Return every line below in which "text" appears.

-------- Information shown

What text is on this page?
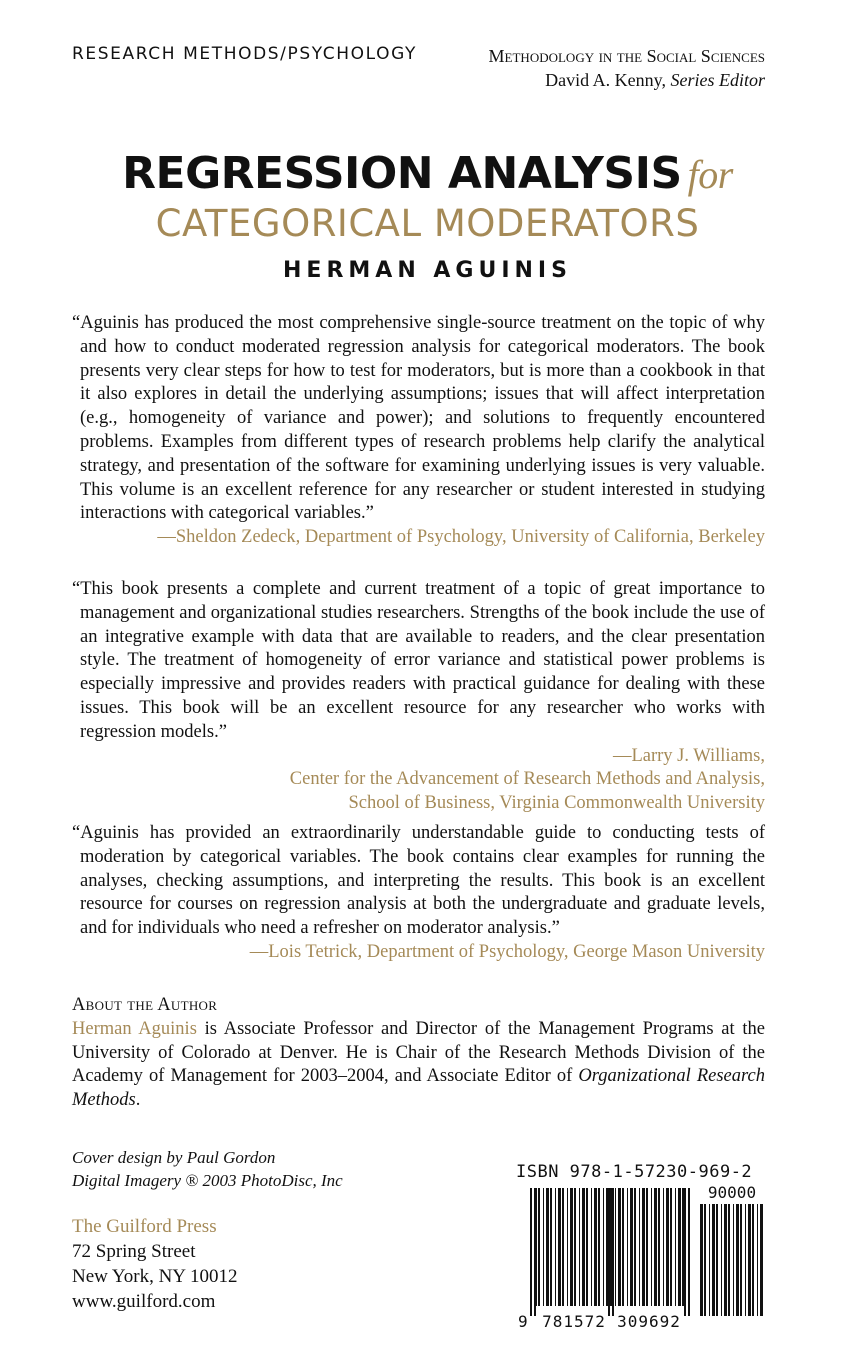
RESEARCH METHODS/PSYCHOLOGY	Methodology in the Social Sciences
David A. Kenny, Series Editor
REGRESSION ANALYSIS for
CATEGORICAL MODERATORS
HERMAN AGUINIS

“Aguinis has produced the most comprehensive single-source treatment on the topic of why and how to conduct moderated regression analysis for categorical moderators. The book presents very clear steps for how to test for moderators, but is more than a cookbook in that it also explores in detail the underlying assumptions; issues that will affect interpretation (e.g., homogeneity of variance and power); and solutions to frequently encountered problems. Examples from different types of research problems help clarify the analytical strategy, and presentation of the software for examining underlying issues is very valuable. This volume is an excellent reference for any researcher or student interested in studying interactions with categorical variables.”

—Sheldon Zedeck, Department of Psychology, University of California, Berkeley

“This book presents a complete and current treatment of a topic of great importance to management and organizational studies researchers. Strengths of the book include the use of an integrative example with data that are available to readers, and the clear presentation style. The treatment of homogeneity of error variance and statistical power problems is especially impressive and provides readers with practical guidance for dealing with these issues. This book will be an excellent resource for any researcher who works with regression models.”

—Larry J. Williams,
Center for the Advancement of Research Methods and Analysis,
School of Business, Virginia Commonwealth University

“Aguinis has provided an extraordinarily understandable guide to conducting tests of moderation by categorical variables. The book contains clear examples for running the analyses, checking assumptions, and interpreting the results. This book is an excellent resource for courses on regression analysis at both the undergraduate and graduate levels, and for individuals who need a refresher on moderator analysis.”

—Lois Tetrick, Department of Psychology, George Mason University
About the Author
Herman Aguinis is Associate Professor and Director of the Management Programs at the University of Colorado at Denver. He is Chair of the Research Methods Division of the Academy of Management for 2003–2004, and Associate Editor of Organizational Research Methods.
Cover design by Paul Gordon
Digital Imagery ® 2003 PhotoDisc, Inc
The Guilford Press
72 Spring Street
New York, NY 10012
www.guilford.com
ISBN 978-1-57230-969-2
90000
9 781572 309692
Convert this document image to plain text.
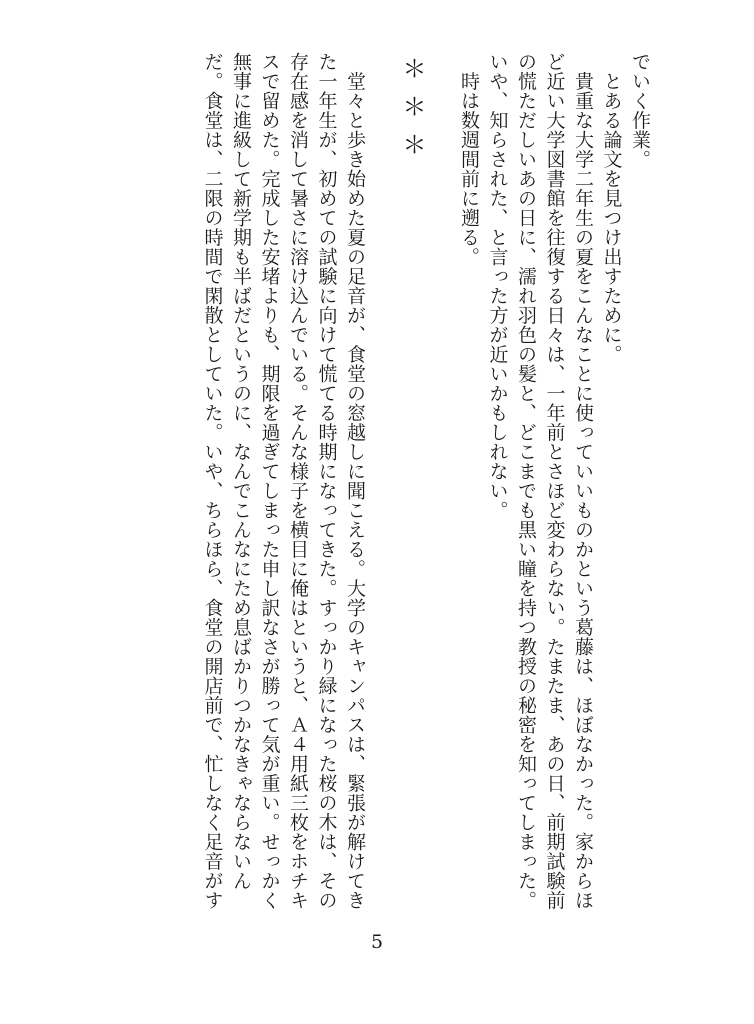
でいく作業。
　とある論文を見つけ出すために。
　貴重な大学二年生の夏をこんなことに使っていいものかという葛藤は、ほぼなかった。家からほ
ど近い大学図書館を往復する日々は、一年前とさほど変わらない。たまたま、あの日、前期試験前
の慌ただしいあの日に、濡れ羽色の髪と、どこまでも黒い瞳を持つ教授の秘密を知ってしまった。
いや、知らされた、と言った方が近いかもしれない。
　時は数週間前に遡る。
＊＊＊
　堂々と歩き始めた夏の足音が、食堂の窓越しに聞こえる。大学のキャンパスは、緊張が解けてき
た一年生が、初めての試験に向けて慌てる時期になってきた。すっかり緑になった桜の木は、その
存在感を消して暑さに溶け込んでいる。そんな様子を横目に俺はというと、Ａ４用紙三枚をホチキ
スで留めた。完成した安堵よりも、期限を過ぎてしまった申し訳なさが勝って気が重い。せっかく
無事に進級して新学期も半ばだというのに、なんでこんなにため息ばかりつかなきゃならないん
だ。食堂は、二限の時間で閑散としていた。いや、ちらほら、食堂の開店前で、忙しなく足音がす
5
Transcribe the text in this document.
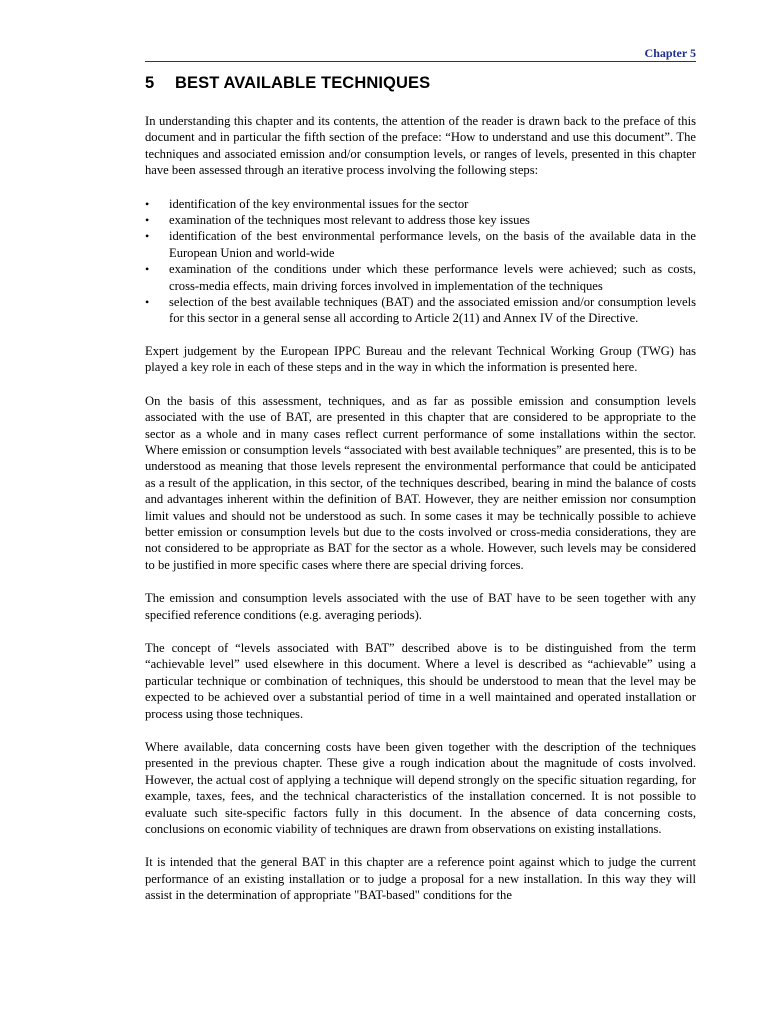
Chapter 5
5 BEST AVAILABLE TECHNIQUES

In understanding this chapter and its contents, the attention of the reader is drawn back to the preface of this document and in particular the fifth section of the preface: “How to understand and use this document”. The techniques and associated emission and/or consumption levels, or ranges of levels, presented in this chapter have been assessed through an iterative process involving the following steps:

• identification of the key environmental issues for the sector
• examination of the techniques most relevant to address those key issues
• identification of the best environmental performance levels, on the basis of the available data in the European Union and world-wide
• examination of the conditions under which these performance levels were achieved; such as costs, cross-media effects, main driving forces involved in implementation of the techniques
• selection of the best available techniques (BAT) and the associated emission and/or consumption levels for this sector in a general sense all according to Article 2(11) and Annex IV of the Directive.

Expert judgement by the European IPPC Bureau and the relevant Technical Working Group (TWG) has played a key role in each of these steps and in the way in which the information is presented here.

On the basis of this assessment, techniques, and as far as possible emission and consumption levels associated with the use of BAT, are presented in this chapter that are considered to be appropriate to the sector as a whole and in many cases reflect current performance of some installations within the sector. Where emission or consumption levels “associated with best available techniques” are presented, this is to be understood as meaning that those levels represent the environmental performance that could be anticipated as a result of the application, in this sector, of the techniques described, bearing in mind the balance of costs and advantages inherent within the definition of BAT. However, they are neither emission nor consumption limit values and should not be understood as such. In some cases it may be technically possible to achieve better emission or consumption levels but due to the costs involved or cross-media considerations, they are not considered to be appropriate as BAT for the sector as a whole. However, such levels may be considered to be justified in more specific cases where there are special driving forces.

The emission and consumption levels associated with the use of BAT have to be seen together with any specified reference conditions (e.g. averaging periods).

The concept of “levels associated with BAT” described above is to be distinguished from the term “achievable level” used elsewhere in this document. Where a level is described as “achievable” using a particular technique or combination of techniques, this should be understood to mean that the level may be expected to be achieved over a substantial period of time in a well maintained and operated installation or process using those techniques.

Where available, data concerning costs have been given together with the description of the techniques presented in the previous chapter. These give a rough indication about the magnitude of costs involved. However, the actual cost of applying a technique will depend strongly on the specific situation regarding, for example, taxes, fees, and the technical characteristics of the installation concerned. It is not possible to evaluate such site-specific factors fully in this document. In the absence of data concerning costs, conclusions on economic viability of techniques are drawn from observations on existing installations.

It is intended that the general BAT in this chapter are a reference point against which to judge the current performance of an existing installation or to judge a proposal for a new installation. In this way they will assist in the determination of appropriate "BAT-based" conditions for the
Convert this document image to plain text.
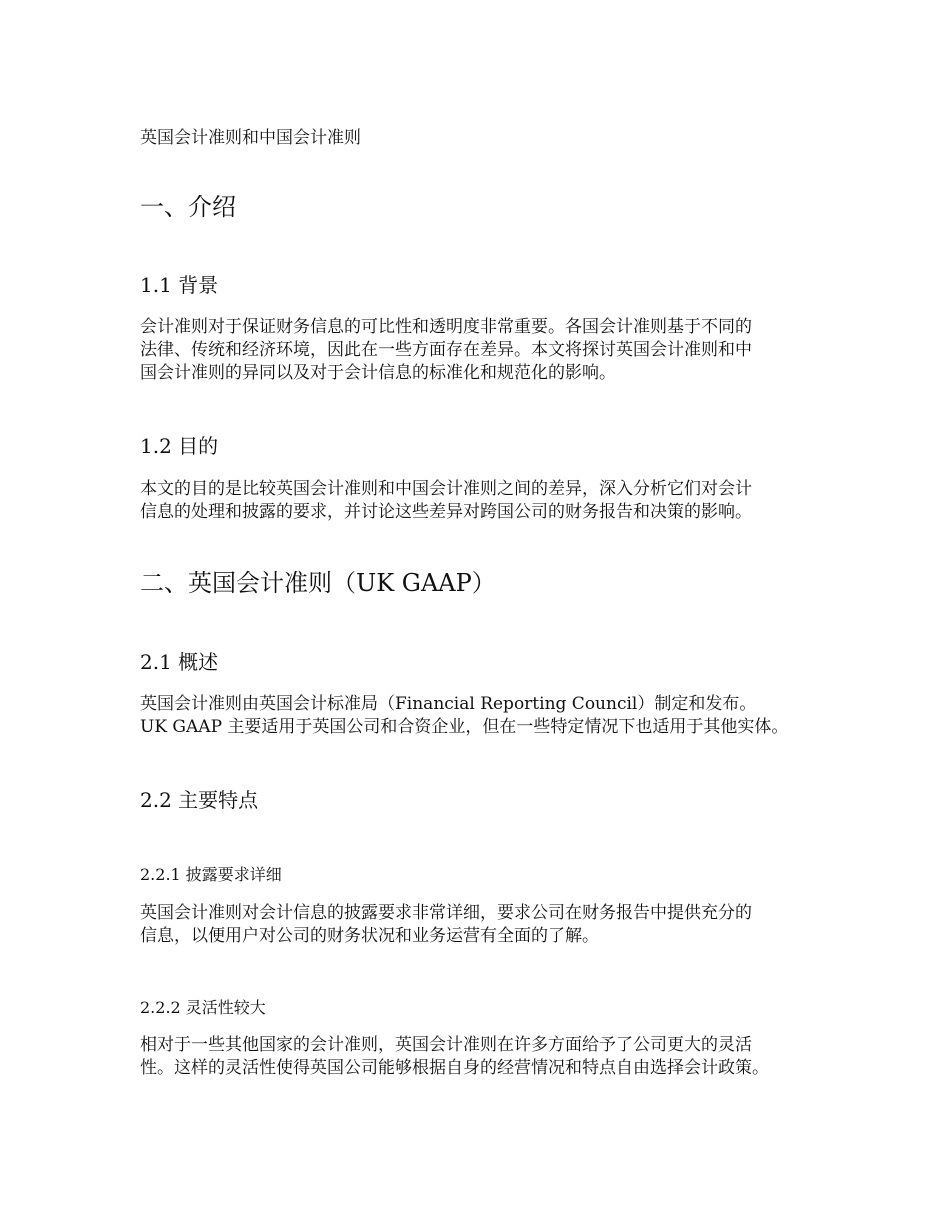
英国会计准则和中国会计准则
一、介绍
1.1 背景
会计准则对于保证财务信息的可比性和透明度非常重要。各国会计准则基于不同的
法律、传统和经济环境，因此在一些方面存在差异。本文将探讨英国会计准则和中
国会计准则的异同以及对于会计信息的标准化和规范化的影响。
1.2 目的
本文的目的是比较英国会计准则和中国会计准则之间的差异，深入分析它们对会计
信息的处理和披露的要求，并讨论这些差异对跨国公司的财务报告和决策的影响。
二、英国会计准则（UK GAAP）
2.1 概述
英国会计准则由英国会计标准局（Financial Reporting Council）制定和发布。
UK GAAP 主要适用于英国公司和合资企业，但在一些特定情况下也适用于其他实体。
2.2 主要特点
2.2.1 披露要求详细
英国会计准则对会计信息的披露要求非常详细，要求公司在财务报告中提供充分的
信息，以便用户对公司的财务状况和业务运营有全面的了解。
2.2.2 灵活性较大
相对于一些其他国家的会计准则，英国会计准则在许多方面给予了公司更大的灵活
性。这样的灵活性使得英国公司能够根据自身的经营情况和特点自由选择会计政策。
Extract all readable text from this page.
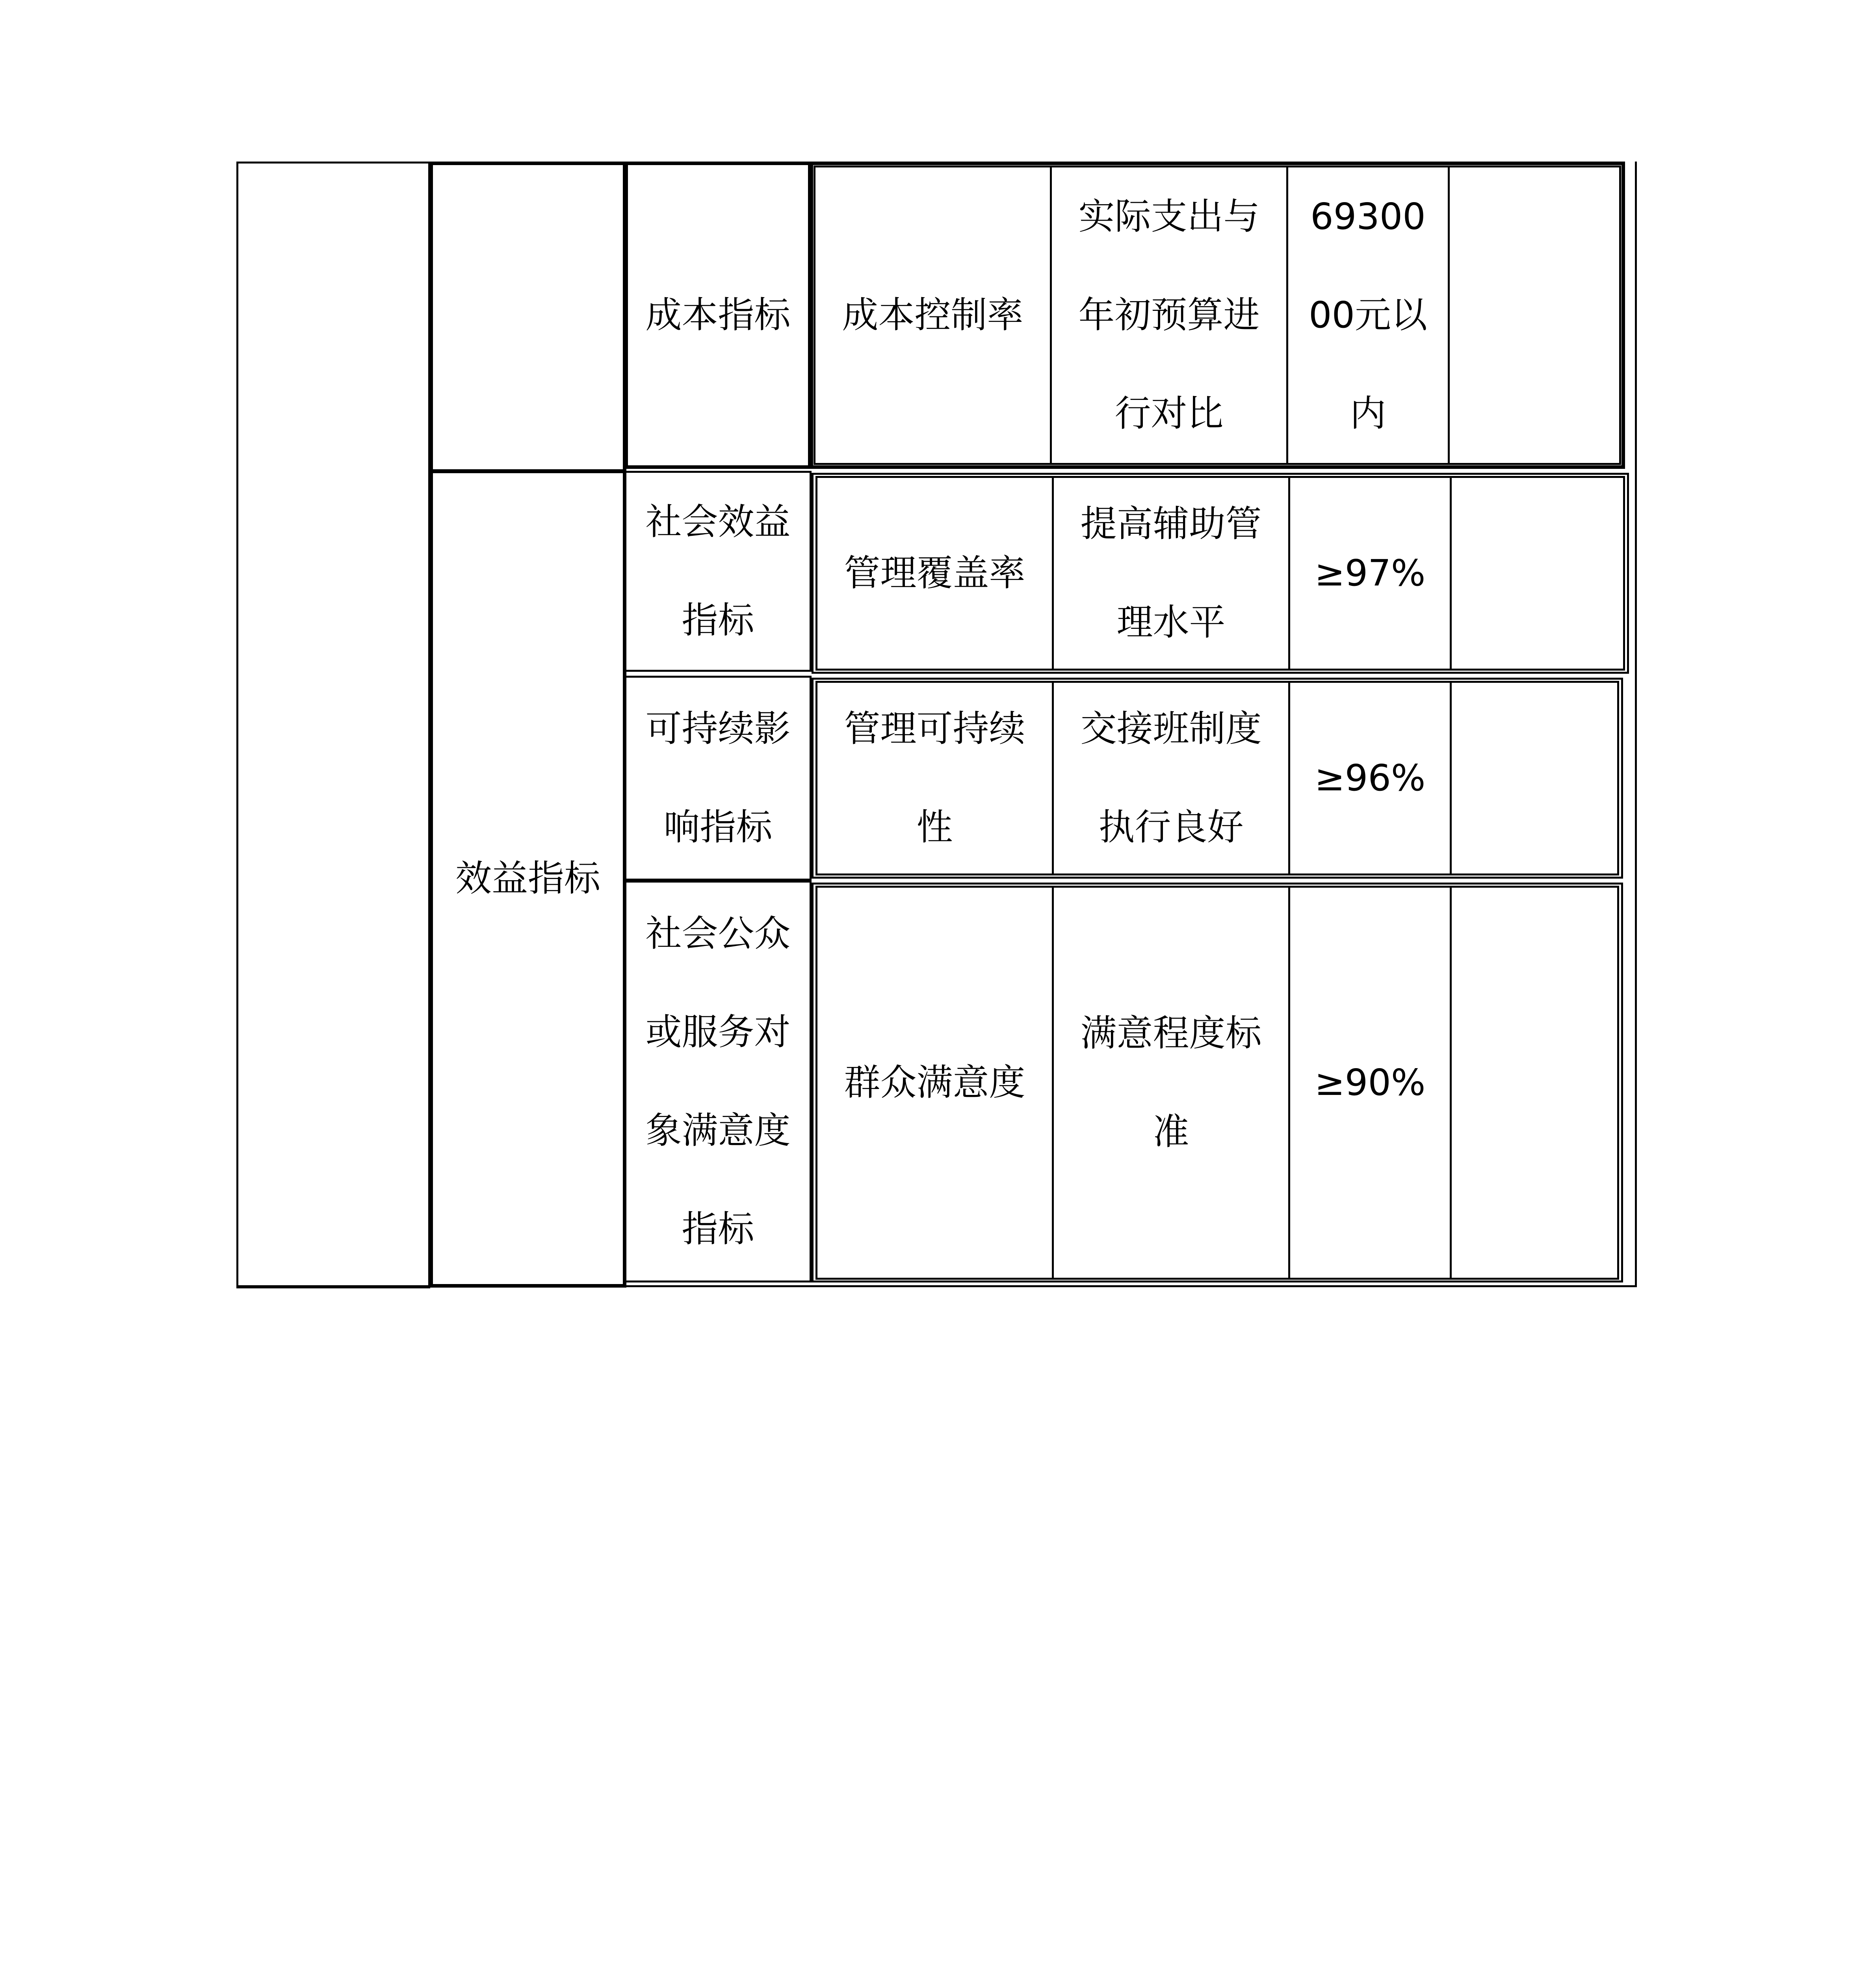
效益指标
成本指标	成本控制率
实际支出与年初预算进行对比
6930000元以内
社会效益指标
管理覆盖率
提高辅助管理水平
≥97%
可持续影响指标
管理可持续性
交接班制度执行良好
≥96%
社会公众或服务对象满意度指标
群众满意度
满意程度标准
≥90%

----------------

**Finished task:**
What text is on this page?
Convert this document image to plain text.
Transcribe the text in this document.
Convert this document image to plain text.
Extract all readable text from this page.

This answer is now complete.